-- Excerpt --
* BEGIN *
A positioning statement is a single, internal document that defines who your product is for, what it does, how it is different from alternatives, and why that difference matters to the buyer. It is not a tagline. It is not marketing copy. It is the foundation that all external communication is built on.
Most B2B companies do not have a positioning statement. They have a homepage hero, a sales deck, and a pitch that varies by rep -- none of which agree with each other. The result is a company that looks inconsistent to buyers and struggles to explain clearly why they should choose you over alternatives.
Step 1: Understand what positioning actually is
Positioning is not what you say about your product. It is the place your product occupies in the mind of your target buyer -- relative to the alternatives they are aware of.
That distinction matters because it means positioning is not set by your marketing team. It is set by the buyer. Your job as a marketer is to influence that position by being deliberate about what you say, to whom, and in what context. A positioning statement is the instrument that makes that deliberate -- it forces you to make choices about who you are for and who you are not for.
What a positioning statement is not:
- A mission statement ("we exist to...")
- A tagline ("the platform that...")
- A brand promise ("we believe...")
- A feature list
What a positioning statement is:
- A claim about who specifically you serve
- A claim about the problem you solve for them
- A claim about how your approach differs from alternatives
- A claim about why that difference matters to the buyer
Step 2: Choose your positioning framework
Several frameworks exist for writing positioning statements. The most practical for B2B is April Dunford's "Obviously Awesome" framework, which structures positioning around five components:
- Competitive alternatives: What do customers use instead of your product? (Not just direct competitors -- include do-nothing, spreadsheets, custom builds.)
- Unique attributes: What do you have or do that alternatives do not?
- Value: What is the value to the buyer of those unique attributes? (Not features -- outcomes.)
- Target customer: Who cares most about that specific value?
- Market category: What frame of reference helps buyers understand what you are and sets appropriate expectations?
A second useful framework is the classic Geoffrey Moore format:
For [target customer] who [has this need or problem], [product name] is a [market category] that [delivers this key benefit]. Unlike [primary alternative], our product [key differentiator].
Both frameworks force the same decisions. The Moore format produces a one-sentence statement faster; the Dunford framework produces more durable positioning because it starts from competitive context rather than internal perspective.
Step 3: Do the research before writing a word
Positioning written from internal assumptions almost always misses. The company over-emphasizes features that matter internally. It underestimates how buyers actually describe the problem. It fails to acknowledge what alternatives buyers consider.
Research you need before writing:
Customer interviews (minimum 8--10): Ask customers three specific questions: (1) What were you trying to solve when you found us? (2) What alternatives did you consider? (3) Why did you choose us over those alternatives? The answers to question 3 are the raw material for your differentiated positioning.
Lost deal analysis: Interview 3--5 buyers who evaluated you and chose a competitor. Ask them the same questions. Why did they not choose you? What did the alternative offer that you did not?
* END *
-- Problem to solve --
Pull the stretch from "Step 3: Do the" through "you did not?" out of the positioning statement guide above, word for word.

-- Data shown --
* BEGIN *
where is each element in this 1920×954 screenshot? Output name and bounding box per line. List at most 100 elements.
* END *
-- Solution to the problem --
Step 3: Do the research before writing a word
Positioning written from internal assumptions almost always misses. The company over-emphasizes features that matter internally. It underestimates how buyers actually describe the problem. It fails to acknowledge what alternatives buyers consider.
Research you need before writing:
Customer interviews (minimum 8--10): Ask customers three specific questions: (1) What were you trying to solve when you found us? (2) What alternatives did you consider? (3) Why did you choose us over those alternatives? The answers to question 3 are the raw material for your differentiated positioning.
Lost deal analysis: Interview 3--5 buyers who evaluated you and chose a competitor. Ask them the same questions. Why did they not choose you? What did the alternative offer that you did not?